## Data for this task:
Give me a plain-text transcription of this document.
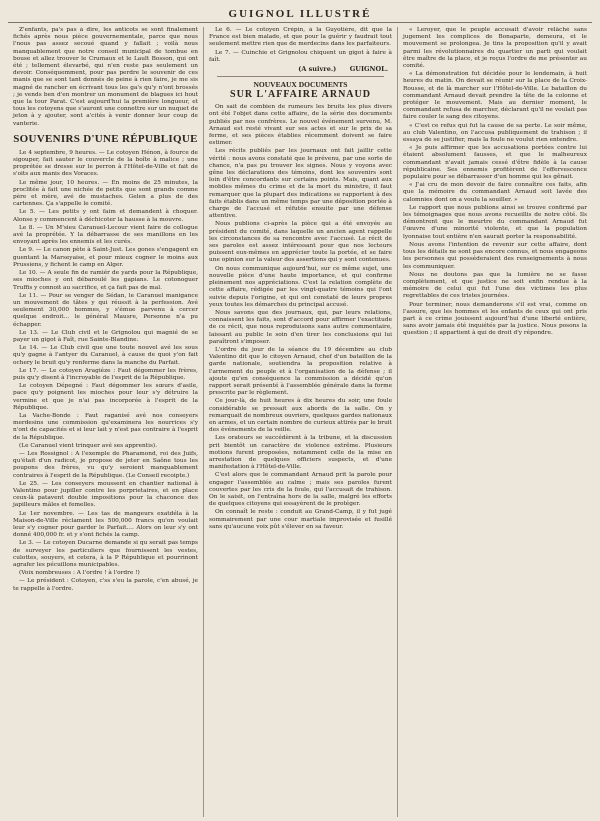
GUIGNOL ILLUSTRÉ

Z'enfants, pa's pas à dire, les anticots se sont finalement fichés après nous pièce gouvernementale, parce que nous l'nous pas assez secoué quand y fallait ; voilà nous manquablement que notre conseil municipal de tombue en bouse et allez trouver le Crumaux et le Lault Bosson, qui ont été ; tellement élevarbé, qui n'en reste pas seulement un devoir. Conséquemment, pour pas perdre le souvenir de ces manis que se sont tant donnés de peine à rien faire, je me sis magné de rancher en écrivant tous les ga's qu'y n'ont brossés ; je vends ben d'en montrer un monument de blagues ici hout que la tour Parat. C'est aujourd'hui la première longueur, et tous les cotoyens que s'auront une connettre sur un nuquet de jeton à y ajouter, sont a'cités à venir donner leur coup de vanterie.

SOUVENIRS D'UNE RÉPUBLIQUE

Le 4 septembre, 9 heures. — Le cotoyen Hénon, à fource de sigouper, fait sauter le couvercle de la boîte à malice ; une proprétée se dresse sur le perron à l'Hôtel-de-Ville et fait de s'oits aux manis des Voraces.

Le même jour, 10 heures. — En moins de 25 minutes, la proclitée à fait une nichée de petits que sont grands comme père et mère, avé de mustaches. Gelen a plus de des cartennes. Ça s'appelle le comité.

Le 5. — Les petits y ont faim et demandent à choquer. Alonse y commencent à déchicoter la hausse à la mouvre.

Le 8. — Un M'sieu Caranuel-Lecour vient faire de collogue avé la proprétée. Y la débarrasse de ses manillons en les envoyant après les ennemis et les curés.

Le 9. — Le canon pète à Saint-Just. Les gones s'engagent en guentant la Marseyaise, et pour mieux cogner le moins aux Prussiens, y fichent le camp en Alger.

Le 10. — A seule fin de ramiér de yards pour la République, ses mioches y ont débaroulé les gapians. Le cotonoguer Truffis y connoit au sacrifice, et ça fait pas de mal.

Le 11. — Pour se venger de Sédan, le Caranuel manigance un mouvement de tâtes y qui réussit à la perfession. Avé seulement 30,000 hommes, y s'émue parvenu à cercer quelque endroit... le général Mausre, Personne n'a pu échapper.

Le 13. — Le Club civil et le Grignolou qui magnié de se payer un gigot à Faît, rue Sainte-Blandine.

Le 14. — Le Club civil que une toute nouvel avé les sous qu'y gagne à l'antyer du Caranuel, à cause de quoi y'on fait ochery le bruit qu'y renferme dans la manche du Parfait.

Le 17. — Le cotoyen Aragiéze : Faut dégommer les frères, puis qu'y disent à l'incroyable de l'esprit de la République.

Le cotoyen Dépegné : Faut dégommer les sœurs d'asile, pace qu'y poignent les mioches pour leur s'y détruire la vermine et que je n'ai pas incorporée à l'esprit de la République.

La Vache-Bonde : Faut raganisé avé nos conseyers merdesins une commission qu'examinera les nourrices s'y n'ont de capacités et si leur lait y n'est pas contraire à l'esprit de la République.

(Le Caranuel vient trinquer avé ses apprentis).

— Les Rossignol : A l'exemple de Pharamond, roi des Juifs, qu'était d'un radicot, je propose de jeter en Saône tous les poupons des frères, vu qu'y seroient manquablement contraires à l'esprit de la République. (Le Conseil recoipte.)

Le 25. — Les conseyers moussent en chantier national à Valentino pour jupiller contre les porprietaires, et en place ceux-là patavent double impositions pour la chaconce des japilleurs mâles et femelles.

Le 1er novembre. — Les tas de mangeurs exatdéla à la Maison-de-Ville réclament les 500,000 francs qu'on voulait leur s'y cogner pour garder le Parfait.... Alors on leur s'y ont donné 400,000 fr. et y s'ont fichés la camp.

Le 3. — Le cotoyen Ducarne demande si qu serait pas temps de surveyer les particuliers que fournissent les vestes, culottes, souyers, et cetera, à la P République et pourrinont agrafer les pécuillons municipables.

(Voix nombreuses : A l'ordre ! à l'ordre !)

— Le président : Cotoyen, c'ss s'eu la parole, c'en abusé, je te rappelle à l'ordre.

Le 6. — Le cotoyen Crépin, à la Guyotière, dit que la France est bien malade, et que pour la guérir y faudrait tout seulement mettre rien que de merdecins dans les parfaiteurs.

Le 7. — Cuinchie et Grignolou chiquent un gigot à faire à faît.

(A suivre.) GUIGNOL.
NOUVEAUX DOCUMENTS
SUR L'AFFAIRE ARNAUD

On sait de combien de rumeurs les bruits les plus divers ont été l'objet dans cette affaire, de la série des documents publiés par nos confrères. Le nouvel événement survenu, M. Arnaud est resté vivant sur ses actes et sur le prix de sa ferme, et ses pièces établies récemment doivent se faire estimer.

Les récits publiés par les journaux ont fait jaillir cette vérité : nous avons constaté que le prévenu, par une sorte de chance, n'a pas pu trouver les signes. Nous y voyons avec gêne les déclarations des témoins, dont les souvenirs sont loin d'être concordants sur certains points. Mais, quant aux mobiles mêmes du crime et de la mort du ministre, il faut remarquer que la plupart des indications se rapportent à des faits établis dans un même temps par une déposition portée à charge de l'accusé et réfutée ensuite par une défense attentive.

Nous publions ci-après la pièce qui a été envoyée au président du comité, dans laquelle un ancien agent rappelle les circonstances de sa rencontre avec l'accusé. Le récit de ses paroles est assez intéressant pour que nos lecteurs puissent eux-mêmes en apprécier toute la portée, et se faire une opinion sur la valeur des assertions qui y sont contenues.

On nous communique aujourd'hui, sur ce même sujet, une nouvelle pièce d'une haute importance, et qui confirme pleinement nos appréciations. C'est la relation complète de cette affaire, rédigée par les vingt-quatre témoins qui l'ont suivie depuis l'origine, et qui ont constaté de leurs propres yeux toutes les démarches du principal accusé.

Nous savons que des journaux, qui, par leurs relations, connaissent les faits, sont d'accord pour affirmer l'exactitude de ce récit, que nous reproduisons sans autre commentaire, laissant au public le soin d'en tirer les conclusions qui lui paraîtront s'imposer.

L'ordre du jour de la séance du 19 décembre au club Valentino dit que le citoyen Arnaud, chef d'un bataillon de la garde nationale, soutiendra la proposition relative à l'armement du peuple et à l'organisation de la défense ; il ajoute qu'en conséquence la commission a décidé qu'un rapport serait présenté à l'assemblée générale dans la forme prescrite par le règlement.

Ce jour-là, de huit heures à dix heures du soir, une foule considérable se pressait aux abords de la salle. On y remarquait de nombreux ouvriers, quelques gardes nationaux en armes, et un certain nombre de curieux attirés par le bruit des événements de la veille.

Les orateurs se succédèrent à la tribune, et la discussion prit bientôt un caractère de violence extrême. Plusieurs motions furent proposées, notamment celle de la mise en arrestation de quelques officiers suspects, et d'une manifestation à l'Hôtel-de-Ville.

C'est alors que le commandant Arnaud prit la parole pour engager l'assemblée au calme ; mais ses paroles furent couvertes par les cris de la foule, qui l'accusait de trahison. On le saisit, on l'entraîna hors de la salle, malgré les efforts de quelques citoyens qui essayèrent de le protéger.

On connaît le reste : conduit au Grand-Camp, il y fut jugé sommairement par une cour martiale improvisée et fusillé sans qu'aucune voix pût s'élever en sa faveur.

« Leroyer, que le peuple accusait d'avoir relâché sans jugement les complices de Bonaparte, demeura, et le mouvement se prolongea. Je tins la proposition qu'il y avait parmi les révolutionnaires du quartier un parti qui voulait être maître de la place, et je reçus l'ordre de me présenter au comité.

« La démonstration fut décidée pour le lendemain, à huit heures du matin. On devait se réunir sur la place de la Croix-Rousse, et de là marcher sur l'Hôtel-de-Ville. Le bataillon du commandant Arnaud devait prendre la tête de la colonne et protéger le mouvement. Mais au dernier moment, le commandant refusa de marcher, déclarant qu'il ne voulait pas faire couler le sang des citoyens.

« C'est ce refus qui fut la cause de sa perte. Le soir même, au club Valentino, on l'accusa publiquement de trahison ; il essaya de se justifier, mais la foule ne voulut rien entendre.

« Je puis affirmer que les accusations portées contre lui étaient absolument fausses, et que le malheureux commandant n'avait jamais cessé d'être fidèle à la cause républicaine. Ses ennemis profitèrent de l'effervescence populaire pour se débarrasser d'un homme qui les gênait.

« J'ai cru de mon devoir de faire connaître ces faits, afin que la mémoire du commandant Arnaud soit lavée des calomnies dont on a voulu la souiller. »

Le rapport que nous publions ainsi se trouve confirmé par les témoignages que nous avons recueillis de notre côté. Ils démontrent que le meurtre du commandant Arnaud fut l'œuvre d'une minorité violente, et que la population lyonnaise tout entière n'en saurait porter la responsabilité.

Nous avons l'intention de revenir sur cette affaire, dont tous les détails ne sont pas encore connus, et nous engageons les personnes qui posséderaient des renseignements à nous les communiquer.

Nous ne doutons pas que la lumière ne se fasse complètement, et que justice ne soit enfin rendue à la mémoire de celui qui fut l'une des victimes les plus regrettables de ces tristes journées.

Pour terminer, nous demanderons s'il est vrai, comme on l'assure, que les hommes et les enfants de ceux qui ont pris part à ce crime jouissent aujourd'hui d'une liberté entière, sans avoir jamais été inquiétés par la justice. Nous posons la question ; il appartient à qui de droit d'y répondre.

--

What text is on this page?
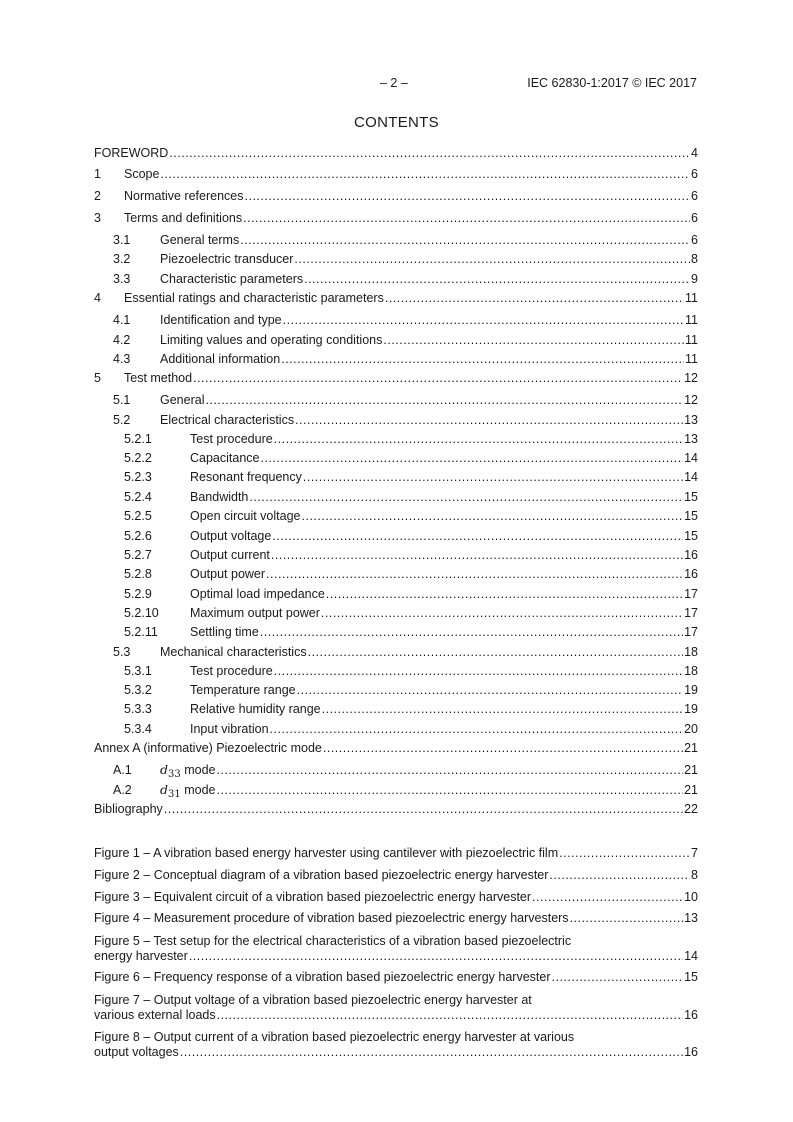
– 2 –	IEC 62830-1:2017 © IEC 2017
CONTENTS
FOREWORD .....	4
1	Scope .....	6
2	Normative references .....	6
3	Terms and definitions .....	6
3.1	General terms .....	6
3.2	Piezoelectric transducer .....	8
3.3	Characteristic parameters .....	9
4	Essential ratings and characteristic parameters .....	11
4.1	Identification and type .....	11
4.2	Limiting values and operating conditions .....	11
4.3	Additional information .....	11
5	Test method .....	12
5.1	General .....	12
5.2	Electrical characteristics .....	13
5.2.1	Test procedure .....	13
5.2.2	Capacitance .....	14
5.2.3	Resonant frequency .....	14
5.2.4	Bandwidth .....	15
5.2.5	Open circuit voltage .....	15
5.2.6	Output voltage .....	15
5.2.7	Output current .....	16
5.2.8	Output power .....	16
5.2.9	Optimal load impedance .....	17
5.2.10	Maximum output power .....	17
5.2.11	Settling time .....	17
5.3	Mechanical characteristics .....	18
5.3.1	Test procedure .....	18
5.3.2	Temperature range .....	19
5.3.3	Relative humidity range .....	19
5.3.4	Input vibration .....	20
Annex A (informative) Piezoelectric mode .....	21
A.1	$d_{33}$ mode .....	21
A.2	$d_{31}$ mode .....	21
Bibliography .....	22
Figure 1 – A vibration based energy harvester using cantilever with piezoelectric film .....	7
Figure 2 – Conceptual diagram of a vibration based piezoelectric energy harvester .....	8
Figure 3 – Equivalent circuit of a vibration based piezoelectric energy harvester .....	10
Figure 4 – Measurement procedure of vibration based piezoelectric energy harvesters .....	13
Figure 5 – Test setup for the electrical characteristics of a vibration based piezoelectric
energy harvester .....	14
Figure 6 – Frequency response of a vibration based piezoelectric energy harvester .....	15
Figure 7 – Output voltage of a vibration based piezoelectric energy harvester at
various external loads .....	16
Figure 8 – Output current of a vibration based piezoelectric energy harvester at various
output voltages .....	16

## Exercise prompt:
Scan the data above; copy every line where "défense" appears.

## Expected answer:
Les récits publiés par les journaux ont fait jaillir cette vérité : nous avons constaté que le prévenu, par une sorte de chance, n'a pas pu trouver les signes. Nous y voyons avec gêne les déclarations des témoins, dont les souvenirs sont loin d'être concordants sur certains points. Mais, quant aux mobiles mêmes du crime et de la mort du ministre, il faut remarquer que la plupart des indications se rapportent à des faits établis dans un même temps par une déposition portée à charge de l'accusé et réfutée ensuite par une défense attentive.
L'ordre du jour de la séance du 19 décembre au club Valentino dit que le citoyen Arnaud, chef d'un bataillon de la garde nationale, soutiendra la proposition relative à l'armement du peuple et à l'organisation de la défense ; il ajoute qu'en conséquence la commission a décidé qu'un rapport serait présenté à l'assemblée générale dans la forme prescrite par le règlement.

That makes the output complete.